- DATA ENTRIES
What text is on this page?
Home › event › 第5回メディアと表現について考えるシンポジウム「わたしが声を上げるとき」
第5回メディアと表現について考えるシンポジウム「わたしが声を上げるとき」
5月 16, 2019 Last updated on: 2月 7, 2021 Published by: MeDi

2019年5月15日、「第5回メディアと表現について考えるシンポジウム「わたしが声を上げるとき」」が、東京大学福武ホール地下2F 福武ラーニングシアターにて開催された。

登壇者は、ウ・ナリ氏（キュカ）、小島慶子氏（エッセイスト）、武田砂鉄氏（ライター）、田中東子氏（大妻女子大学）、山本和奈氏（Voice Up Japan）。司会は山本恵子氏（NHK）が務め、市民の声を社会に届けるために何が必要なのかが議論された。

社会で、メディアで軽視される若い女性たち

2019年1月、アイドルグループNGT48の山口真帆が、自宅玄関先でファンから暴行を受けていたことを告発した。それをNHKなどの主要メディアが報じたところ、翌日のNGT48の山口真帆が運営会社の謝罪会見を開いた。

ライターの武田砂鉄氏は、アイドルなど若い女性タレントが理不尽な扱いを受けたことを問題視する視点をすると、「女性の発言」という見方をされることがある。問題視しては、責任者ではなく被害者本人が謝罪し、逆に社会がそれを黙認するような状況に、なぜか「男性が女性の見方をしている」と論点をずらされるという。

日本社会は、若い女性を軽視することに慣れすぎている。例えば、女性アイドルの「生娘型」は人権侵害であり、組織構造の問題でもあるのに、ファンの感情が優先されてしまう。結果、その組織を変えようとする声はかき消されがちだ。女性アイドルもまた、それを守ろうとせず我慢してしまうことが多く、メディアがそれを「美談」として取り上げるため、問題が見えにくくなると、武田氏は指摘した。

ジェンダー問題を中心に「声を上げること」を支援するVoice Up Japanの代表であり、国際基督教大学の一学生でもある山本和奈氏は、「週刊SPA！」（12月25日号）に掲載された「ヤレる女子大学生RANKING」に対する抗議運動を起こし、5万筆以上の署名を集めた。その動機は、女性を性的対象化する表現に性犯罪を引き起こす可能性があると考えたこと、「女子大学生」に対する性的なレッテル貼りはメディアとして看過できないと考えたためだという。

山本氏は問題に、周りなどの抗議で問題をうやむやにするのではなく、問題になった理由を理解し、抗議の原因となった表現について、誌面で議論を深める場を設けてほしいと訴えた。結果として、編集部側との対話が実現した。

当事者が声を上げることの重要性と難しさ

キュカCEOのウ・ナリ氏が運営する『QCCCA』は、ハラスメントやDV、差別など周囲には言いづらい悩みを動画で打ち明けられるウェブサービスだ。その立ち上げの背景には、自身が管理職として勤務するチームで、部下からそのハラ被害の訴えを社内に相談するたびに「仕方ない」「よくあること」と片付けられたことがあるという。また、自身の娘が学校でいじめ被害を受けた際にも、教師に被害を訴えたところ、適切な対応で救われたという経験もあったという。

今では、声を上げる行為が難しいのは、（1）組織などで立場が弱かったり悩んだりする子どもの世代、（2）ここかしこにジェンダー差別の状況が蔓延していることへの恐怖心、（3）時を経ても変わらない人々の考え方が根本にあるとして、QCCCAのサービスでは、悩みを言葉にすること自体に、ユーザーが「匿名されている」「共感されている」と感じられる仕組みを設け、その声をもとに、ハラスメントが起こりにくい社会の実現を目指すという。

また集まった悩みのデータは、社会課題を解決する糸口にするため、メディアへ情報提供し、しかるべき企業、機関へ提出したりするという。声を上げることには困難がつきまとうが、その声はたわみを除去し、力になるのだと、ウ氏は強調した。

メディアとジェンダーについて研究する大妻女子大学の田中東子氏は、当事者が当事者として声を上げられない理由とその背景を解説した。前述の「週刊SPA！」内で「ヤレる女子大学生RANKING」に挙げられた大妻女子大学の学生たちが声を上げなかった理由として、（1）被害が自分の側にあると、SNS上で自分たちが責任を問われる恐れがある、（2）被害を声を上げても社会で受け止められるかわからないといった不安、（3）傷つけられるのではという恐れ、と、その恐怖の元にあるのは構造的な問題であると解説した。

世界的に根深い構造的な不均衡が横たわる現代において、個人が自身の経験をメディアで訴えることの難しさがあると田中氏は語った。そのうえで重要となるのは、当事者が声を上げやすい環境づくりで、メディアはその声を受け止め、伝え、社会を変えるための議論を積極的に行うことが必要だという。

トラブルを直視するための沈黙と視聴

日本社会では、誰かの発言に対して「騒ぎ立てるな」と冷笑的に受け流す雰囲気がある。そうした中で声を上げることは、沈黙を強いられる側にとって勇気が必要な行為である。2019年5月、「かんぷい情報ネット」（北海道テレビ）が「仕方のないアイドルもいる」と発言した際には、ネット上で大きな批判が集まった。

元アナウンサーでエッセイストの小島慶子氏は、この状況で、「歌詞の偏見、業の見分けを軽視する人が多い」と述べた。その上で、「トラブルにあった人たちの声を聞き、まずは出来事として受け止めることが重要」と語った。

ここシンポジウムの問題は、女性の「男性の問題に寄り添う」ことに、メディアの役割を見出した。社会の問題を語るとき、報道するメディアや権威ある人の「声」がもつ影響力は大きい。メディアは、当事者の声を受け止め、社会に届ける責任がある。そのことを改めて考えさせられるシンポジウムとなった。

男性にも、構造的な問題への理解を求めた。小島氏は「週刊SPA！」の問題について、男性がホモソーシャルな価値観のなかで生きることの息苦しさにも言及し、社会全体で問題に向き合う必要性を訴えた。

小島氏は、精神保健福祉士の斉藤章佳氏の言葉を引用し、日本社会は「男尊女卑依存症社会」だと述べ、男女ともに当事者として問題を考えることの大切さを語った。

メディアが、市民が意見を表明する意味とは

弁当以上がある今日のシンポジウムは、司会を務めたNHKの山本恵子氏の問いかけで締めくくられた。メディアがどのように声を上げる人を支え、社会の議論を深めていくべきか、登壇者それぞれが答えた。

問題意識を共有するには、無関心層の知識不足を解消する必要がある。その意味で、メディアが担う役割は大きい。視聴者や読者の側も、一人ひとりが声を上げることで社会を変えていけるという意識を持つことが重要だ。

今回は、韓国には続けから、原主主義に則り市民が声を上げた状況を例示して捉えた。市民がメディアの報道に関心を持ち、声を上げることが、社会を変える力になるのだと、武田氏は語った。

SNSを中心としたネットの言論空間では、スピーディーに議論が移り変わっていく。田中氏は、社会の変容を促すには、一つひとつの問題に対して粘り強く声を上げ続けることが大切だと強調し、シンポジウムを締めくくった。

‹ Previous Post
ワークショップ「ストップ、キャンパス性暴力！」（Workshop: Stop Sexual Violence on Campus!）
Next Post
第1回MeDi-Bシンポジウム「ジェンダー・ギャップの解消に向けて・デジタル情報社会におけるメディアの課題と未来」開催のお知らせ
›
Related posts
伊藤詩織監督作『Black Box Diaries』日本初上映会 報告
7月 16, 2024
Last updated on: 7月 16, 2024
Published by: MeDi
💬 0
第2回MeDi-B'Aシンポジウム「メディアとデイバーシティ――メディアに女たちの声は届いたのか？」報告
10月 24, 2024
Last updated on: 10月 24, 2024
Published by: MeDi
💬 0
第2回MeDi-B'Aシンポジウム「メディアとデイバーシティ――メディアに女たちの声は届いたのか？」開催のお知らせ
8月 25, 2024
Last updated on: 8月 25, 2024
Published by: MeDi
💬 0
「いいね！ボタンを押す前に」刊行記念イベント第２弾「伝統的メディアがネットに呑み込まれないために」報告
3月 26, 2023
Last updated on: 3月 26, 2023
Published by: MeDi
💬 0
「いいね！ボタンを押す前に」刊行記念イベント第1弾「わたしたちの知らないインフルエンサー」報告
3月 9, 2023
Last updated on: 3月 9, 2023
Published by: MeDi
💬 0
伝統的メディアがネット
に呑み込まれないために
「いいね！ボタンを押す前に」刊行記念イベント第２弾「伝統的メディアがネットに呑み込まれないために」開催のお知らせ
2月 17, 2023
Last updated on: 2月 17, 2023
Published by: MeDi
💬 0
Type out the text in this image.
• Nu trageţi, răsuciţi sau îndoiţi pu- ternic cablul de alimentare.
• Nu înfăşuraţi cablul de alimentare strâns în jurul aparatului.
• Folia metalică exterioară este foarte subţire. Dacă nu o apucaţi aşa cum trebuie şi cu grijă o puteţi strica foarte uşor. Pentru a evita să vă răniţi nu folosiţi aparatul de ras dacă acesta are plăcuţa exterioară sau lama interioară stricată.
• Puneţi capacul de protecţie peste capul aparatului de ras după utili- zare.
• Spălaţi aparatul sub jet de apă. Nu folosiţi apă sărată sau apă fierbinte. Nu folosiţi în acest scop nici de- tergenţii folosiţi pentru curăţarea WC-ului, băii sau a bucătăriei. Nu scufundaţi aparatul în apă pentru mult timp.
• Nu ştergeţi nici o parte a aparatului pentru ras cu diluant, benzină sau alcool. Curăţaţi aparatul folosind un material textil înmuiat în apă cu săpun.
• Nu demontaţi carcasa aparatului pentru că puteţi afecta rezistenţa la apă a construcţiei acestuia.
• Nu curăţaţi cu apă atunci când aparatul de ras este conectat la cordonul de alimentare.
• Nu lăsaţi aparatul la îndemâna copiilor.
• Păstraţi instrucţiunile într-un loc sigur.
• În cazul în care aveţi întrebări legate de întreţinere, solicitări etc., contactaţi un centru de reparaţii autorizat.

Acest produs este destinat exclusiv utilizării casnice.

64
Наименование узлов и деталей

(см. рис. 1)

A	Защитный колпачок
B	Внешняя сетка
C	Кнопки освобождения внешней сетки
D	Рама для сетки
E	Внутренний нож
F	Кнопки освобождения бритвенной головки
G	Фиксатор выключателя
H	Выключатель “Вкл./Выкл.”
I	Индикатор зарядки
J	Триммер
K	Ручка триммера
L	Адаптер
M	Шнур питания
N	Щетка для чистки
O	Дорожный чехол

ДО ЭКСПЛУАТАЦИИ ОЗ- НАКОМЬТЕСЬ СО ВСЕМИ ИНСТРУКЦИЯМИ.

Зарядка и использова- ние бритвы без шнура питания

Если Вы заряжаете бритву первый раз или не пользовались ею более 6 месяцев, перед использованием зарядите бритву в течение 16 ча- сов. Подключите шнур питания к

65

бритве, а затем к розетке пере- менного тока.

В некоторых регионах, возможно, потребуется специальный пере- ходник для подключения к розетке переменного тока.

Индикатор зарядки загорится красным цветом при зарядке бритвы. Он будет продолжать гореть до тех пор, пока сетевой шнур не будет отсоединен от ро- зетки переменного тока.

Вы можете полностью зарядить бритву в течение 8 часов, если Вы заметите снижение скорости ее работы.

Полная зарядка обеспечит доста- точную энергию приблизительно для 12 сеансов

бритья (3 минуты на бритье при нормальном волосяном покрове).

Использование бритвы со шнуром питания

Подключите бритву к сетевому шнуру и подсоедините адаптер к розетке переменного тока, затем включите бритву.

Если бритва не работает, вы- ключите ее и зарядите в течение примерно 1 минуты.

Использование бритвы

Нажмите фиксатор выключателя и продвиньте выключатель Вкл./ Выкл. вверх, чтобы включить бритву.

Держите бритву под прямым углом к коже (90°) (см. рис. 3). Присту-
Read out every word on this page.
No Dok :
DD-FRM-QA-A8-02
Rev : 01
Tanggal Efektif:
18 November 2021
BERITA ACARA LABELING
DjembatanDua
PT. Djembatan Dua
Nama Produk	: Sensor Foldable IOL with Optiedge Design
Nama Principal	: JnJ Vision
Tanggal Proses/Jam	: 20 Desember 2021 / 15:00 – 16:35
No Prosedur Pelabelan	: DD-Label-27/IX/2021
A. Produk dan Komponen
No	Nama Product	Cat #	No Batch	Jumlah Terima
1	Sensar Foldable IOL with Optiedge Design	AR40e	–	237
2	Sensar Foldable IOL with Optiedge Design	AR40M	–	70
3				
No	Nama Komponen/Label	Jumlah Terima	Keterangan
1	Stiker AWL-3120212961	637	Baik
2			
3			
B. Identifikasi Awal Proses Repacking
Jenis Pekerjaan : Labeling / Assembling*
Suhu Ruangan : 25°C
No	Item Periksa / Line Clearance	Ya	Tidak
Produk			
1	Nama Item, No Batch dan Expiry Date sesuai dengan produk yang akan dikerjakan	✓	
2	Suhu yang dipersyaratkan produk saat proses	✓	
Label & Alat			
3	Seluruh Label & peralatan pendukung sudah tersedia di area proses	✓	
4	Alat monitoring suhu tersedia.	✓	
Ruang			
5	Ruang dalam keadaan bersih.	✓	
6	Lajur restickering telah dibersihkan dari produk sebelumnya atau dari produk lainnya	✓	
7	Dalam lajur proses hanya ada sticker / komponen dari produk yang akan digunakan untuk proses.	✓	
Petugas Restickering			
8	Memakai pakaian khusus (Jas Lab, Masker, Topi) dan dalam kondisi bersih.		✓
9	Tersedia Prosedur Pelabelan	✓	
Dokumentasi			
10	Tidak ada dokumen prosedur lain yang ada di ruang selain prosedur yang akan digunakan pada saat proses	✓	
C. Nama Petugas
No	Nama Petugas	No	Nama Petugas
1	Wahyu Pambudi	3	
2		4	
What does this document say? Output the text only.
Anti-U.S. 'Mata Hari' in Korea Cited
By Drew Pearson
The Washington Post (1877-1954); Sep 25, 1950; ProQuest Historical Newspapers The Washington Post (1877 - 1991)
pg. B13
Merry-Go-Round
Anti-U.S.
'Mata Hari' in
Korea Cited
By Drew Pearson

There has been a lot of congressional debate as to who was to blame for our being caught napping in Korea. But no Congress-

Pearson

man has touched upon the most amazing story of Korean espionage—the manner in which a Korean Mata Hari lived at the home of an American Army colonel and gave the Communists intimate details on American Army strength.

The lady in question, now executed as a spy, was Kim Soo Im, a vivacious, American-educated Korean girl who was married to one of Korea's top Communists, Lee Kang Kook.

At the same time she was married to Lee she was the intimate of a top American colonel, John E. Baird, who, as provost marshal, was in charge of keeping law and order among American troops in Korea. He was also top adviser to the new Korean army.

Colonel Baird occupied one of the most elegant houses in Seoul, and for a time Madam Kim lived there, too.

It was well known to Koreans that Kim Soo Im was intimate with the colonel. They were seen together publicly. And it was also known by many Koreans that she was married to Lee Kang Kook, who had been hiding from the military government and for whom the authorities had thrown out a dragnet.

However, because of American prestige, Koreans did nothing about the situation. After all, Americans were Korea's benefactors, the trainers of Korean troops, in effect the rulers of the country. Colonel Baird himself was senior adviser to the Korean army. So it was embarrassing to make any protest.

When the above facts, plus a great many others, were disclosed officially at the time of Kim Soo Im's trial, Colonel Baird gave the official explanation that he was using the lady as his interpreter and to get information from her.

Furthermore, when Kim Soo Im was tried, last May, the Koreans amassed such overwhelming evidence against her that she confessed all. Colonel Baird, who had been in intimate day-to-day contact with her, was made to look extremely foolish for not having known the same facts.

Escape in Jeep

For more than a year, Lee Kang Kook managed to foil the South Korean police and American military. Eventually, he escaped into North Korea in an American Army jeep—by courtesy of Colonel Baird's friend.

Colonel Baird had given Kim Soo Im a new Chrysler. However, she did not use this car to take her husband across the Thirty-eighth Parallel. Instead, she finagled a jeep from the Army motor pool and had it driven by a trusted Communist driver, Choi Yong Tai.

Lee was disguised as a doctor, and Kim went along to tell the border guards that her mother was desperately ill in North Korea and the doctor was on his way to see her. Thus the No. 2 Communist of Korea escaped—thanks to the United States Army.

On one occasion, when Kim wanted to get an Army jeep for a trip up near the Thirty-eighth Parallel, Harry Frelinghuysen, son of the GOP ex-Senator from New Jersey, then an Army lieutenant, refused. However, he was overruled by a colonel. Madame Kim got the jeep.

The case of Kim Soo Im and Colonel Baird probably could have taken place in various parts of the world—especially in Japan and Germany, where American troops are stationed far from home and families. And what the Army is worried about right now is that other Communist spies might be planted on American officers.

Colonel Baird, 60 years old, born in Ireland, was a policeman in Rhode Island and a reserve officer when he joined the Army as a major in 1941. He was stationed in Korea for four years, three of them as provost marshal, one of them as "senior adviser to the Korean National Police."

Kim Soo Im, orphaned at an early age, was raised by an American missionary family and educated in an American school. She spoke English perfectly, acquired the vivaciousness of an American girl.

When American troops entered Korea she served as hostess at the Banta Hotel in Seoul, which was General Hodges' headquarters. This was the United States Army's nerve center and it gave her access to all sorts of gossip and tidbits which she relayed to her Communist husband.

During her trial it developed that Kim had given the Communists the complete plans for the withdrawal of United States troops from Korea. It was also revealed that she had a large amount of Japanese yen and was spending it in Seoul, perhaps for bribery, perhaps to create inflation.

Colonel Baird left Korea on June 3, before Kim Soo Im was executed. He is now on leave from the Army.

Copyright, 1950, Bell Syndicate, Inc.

- TASK DIRECTIONS
Find each line holding "that". Copy it out.

- RIGHT ANSWER
It was well known to Koreans that Kim Soo Im was intimate with the colonel. They were seen together publicly. And it was also known by many Koreans that she was married to Lee Kang Kook, who had been hiding from the military government and for whom the authorities had thrown out a dragnet.
When the above facts, plus a great many others, were disclosed officially at the time of Kim Soo Im's trial, Colonel Baird gave the official explanation that he was using the lady as his interpreter and to get information from her.
Furthermore, when Kim Soo Im was tried, last May, the Koreans amassed such overwhelming evidence against her that she confessed all. Colonel Baird, who had been in intimate day-to-day contact with her, was made to look extremely foolish for not having known the same facts.
Lee was disguised as a doctor, and Kim went along to tell the border guards that her mother was desperately ill in North Korea and the doctor was on his way to see her. Thus the No. 2 Communist of Korea escaped—thanks to the United States Army.
The case of Kim Soo Im and Colonel Baird probably could have taken place in various parts of the world—especially in Japan and Germany, where American troops are stationed far from home and families. And what the Army is worried about right now is that other Communist spies might be planted on American officers.
During her trial it developed that Kim had given the Communists the complete plans for the withdrawal of United States troops from Korea. It was also revealed that she had a large amount of Japanese yen and was spending it in Seoul, perhaps for bribery, perhaps to create inflation.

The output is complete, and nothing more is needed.